• Written instruction: Exact reproduction is required for all entries.

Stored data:
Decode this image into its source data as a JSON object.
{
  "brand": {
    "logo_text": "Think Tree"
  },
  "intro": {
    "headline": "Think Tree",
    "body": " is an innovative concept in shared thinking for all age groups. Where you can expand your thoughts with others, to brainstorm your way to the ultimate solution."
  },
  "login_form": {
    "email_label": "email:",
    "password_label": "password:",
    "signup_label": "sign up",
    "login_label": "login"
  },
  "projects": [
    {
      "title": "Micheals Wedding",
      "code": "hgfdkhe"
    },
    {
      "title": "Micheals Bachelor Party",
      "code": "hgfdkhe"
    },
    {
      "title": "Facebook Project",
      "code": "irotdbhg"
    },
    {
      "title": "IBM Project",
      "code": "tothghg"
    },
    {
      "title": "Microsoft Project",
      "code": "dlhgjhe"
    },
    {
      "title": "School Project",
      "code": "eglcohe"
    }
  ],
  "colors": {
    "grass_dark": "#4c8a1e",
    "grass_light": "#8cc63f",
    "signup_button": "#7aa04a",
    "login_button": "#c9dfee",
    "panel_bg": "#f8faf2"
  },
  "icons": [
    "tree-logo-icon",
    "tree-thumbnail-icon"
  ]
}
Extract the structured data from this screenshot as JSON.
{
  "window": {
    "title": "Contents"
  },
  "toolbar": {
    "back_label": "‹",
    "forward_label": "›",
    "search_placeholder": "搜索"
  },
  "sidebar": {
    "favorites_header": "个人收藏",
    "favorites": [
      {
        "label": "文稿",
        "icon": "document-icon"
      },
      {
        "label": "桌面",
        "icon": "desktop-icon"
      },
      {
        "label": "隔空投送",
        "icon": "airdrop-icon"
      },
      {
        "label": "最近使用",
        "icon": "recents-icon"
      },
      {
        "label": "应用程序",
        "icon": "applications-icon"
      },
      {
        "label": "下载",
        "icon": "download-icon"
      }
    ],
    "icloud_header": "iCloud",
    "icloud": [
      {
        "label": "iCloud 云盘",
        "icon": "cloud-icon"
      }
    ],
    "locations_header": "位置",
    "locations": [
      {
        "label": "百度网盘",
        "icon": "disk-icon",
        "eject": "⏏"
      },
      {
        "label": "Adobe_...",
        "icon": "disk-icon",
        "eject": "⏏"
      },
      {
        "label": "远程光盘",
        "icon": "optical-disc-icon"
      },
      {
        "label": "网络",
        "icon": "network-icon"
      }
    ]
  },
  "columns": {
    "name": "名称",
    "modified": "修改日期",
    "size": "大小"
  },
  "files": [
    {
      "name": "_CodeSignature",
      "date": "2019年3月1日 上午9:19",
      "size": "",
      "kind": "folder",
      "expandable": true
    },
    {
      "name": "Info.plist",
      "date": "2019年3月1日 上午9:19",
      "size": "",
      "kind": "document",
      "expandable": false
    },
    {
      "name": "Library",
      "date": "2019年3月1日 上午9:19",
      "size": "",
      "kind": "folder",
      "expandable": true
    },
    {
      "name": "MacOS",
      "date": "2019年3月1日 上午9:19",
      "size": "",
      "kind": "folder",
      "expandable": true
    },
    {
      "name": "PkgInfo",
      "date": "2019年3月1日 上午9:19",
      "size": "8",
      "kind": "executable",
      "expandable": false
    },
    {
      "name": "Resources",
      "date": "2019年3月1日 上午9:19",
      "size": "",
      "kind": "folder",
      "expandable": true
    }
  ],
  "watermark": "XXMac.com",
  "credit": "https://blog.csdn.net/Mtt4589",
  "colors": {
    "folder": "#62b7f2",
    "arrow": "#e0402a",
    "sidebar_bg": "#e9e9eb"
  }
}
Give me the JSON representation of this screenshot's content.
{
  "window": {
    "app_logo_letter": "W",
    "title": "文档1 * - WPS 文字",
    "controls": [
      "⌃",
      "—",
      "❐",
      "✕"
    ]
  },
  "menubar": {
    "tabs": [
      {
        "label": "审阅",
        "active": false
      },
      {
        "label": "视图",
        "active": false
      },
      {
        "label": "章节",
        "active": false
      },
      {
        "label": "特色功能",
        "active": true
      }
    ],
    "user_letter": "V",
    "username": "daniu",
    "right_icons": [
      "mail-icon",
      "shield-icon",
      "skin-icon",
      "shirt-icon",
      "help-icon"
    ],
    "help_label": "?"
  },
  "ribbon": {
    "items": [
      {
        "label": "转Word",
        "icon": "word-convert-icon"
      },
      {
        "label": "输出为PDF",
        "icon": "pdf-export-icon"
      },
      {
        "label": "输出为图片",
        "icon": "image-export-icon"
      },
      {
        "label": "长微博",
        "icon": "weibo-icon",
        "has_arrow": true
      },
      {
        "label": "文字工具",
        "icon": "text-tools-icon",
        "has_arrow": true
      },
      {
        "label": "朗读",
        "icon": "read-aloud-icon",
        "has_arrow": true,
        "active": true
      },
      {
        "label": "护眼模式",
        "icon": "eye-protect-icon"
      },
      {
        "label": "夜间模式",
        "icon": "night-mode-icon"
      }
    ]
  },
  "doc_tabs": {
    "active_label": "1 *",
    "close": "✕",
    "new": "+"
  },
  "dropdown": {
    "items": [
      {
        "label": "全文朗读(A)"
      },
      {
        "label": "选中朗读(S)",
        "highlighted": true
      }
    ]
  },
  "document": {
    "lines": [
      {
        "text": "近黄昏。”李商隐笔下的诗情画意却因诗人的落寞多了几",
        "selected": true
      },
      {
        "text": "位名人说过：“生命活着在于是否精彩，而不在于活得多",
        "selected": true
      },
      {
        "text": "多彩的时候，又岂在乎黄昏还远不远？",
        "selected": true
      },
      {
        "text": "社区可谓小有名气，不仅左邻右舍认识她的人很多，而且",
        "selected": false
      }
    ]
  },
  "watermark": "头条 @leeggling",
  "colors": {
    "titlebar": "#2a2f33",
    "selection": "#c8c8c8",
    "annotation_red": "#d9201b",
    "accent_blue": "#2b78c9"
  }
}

• Full answer:
Decode this image into its source data as a JSON object.
{
  "brand": {
    "logo_text": "Think Tree"
  },
  "intro": {
    "headline": "Think Tree",
    "body": " is an innovative concept in shared thinking for all age groups. Where you can expand your thoughts with others, to brainstorm your way to the ultimate solution."
  },
  "login_form": {
    "email_label": "email:",
    "password_label": "password:",
    "signup_label": "sign up",
    "login_label": "login"
  },
  "projects": [
    {
      "title": "Micheals Wedding",
      "code": "hgfdkhe"
    },
    {
      "title": "Micheals Bachelor Party",
      "code": "hgfdkhe"
    },
    {
      "title": "Facebook Project",
      "code": "irotdbhg"
    },
    {
      "title": "IBM Project",
      "code": "tothghg"
    },
    {
      "title": "Microsoft Project",
      "code": "dlhgjhe"
    },
    {
      "title": "School Project",
      "code": "eglcohe"
    }
  ],
  "colors": {
    "grass_dark": "#4c8a1e",
    "grass_light": "#8cc63f",
    "signup_button": "#7aa04a",
    "login_button": "#c9dfee",
    "panel_bg": "#f8faf2"
  },
  "icons": [
    "tree-logo-icon",
    "tree-thumbnail-icon"
  ]
}
Extract the structured data from this screenshot as JSON.
{
  "window": {
    "title": "Contents"
  },
  "toolbar": {
    "back_label": "‹",
    "forward_label": "›",
    "search_placeholder": "搜索"
  },
  "sidebar": {
    "favorites_header": "个人收藏",
    "favorites": [
      {
        "label": "文稿",
        "icon": "document-icon"
      },
      {
        "label": "桌面",
        "icon": "desktop-icon"
      },
      {
        "label": "隔空投送",
        "icon": "airdrop-icon"
      },
      {
        "label": "最近使用",
        "icon": "recents-icon"
      },
      {
        "label": "应用程序",
        "icon": "applications-icon"
      },
      {
        "label": "下载",
        "icon": "download-icon"
      }
    ],
    "icloud_header": "iCloud",
    "icloud": [
      {
        "label": "iCloud 云盘",
        "icon": "cloud-icon"
      }
    ],
    "locations_header": "位置",
    "locations": [
      {
        "label": "百度网盘",
        "icon": "disk-icon",
        "eject": "⏏"
      },
      {
        "label": "Adobe_...",
        "icon": "disk-icon",
        "eject": "⏏"
      },
      {
        "label": "远程光盘",
        "icon": "optical-disc-icon"
      },
      {
        "label": "网络",
        "icon": "network-icon"
      }
    ]
  },
  "columns": {
    "name": "名称",
    "modified": "修改日期",
    "size": "大小"
  },
  "files": [
    {
      "name": "_CodeSignature",
      "date": "2019年3月1日 上午9:19",
      "size": "",
      "kind": "folder",
      "expandable": true
    },
    {
      "name": "Info.plist",
      "date": "2019年3月1日 上午9:19",
      "size": "",
      "kind": "document",
      "expandable": false
    },
    {
      "name": "Library",
      "date": "2019年3月1日 上午9:19",
      "size": "",
      "kind": "folder",
      "expandable": true
    },
    {
      "name": "MacOS",
      "date": "2019年3月1日 上午9:19",
      "size": "",
      "kind": "folder",
      "expandable": true
    },
    {
      "name": "PkgInfo",
      "date": "2019年3月1日 上午9:19",
      "size": "8",
      "kind": "executable",
      "expandable": false
    },
    {
      "name": "Resources",
      "date": "2019年3月1日 上午9:19",
      "size": "",
      "kind": "folder",
      "expandable": true
    }
  ],
  "watermark": "XXMac.com",
  "credit": "https://blog.csdn.net/Mtt4589",
  "colors": {
    "folder": "#62b7f2",
    "arrow": "#e0402a",
    "sidebar_bg": "#e9e9eb"
  }
}
Give me the JSON representation of this screenshot's content.
{
  "window": {
    "app_logo_letter": "W",
    "title": "文档1 * - WPS 文字",
    "controls": [
      "⌃",
      "—",
      "❐",
      "✕"
    ]
  },
  "menubar": {
    "tabs": [
      {
        "label": "审阅",
        "active": false
      },
      {
        "label": "视图",
        "active": false
      },
      {
        "label": "章节",
        "active": false
      },
      {
        "label": "特色功能",
        "active": true
      }
    ],
    "user_letter": "V",
    "username": "daniu",
    "right_icons": [
      "mail-icon",
      "shield-icon",
      "skin-icon",
      "shirt-icon",
      "help-icon"
    ],
    "help_label": "?"
  },
  "ribbon": {
    "items": [
      {
        "label": "转Word",
        "icon": "word-convert-icon"
      },
      {
        "label": "输出为PDF",
        "icon": "pdf-export-icon"
      },
      {
        "label": "输出为图片",
        "icon": "image-export-icon"
      },
      {
        "label": "长微博",
        "icon": "weibo-icon",
        "has_arrow": true
      },
      {
        "label": "文字工具",
        "icon": "text-tools-icon",
        "has_arrow": true
      },
      {
        "label": "朗读",
        "icon": "read-aloud-icon",
        "has_arrow": true,
        "active": true
      },
      {
        "label": "护眼模式",
        "icon": "eye-protect-icon"
      },
      {
        "label": "夜间模式",
        "icon": "night-mode-icon"
      }
    ]
  },
  "doc_tabs": {
    "active_label": "1 *",
    "close": "✕",
    "new": "+"
  },
  "dropdown": {
    "items": [
      {
        "label": "全文朗读(A)"
      },
      {
        "label": "选中朗读(S)",
        "highlighted": true
      }
    ]
  },
  "document": {
    "lines": [
      {
        "text": "近黄昏。”李商隐笔下的诗情画意却因诗人的落寞多了几",
        "selected": true
      },
      {
        "text": "位名人说过：“生命活着在于是否精彩，而不在于活得多",
        "selected": true
      },
      {
        "text": "多彩的时候，又岂在乎黄昏还远不远？",
        "selected": true
      },
      {
        "text": "社区可谓小有名气，不仅左邻右舍认识她的人很多，而且",
        "selected": false
      }
    ]
  },
  "watermark": "头条 @leeggling",
  "colors": {
    "titlebar": "#2a2f33",
    "selection": "#c8c8c8",
    "annotation_red": "#d9201b",
    "accent_blue": "#2b78c9"
  }
}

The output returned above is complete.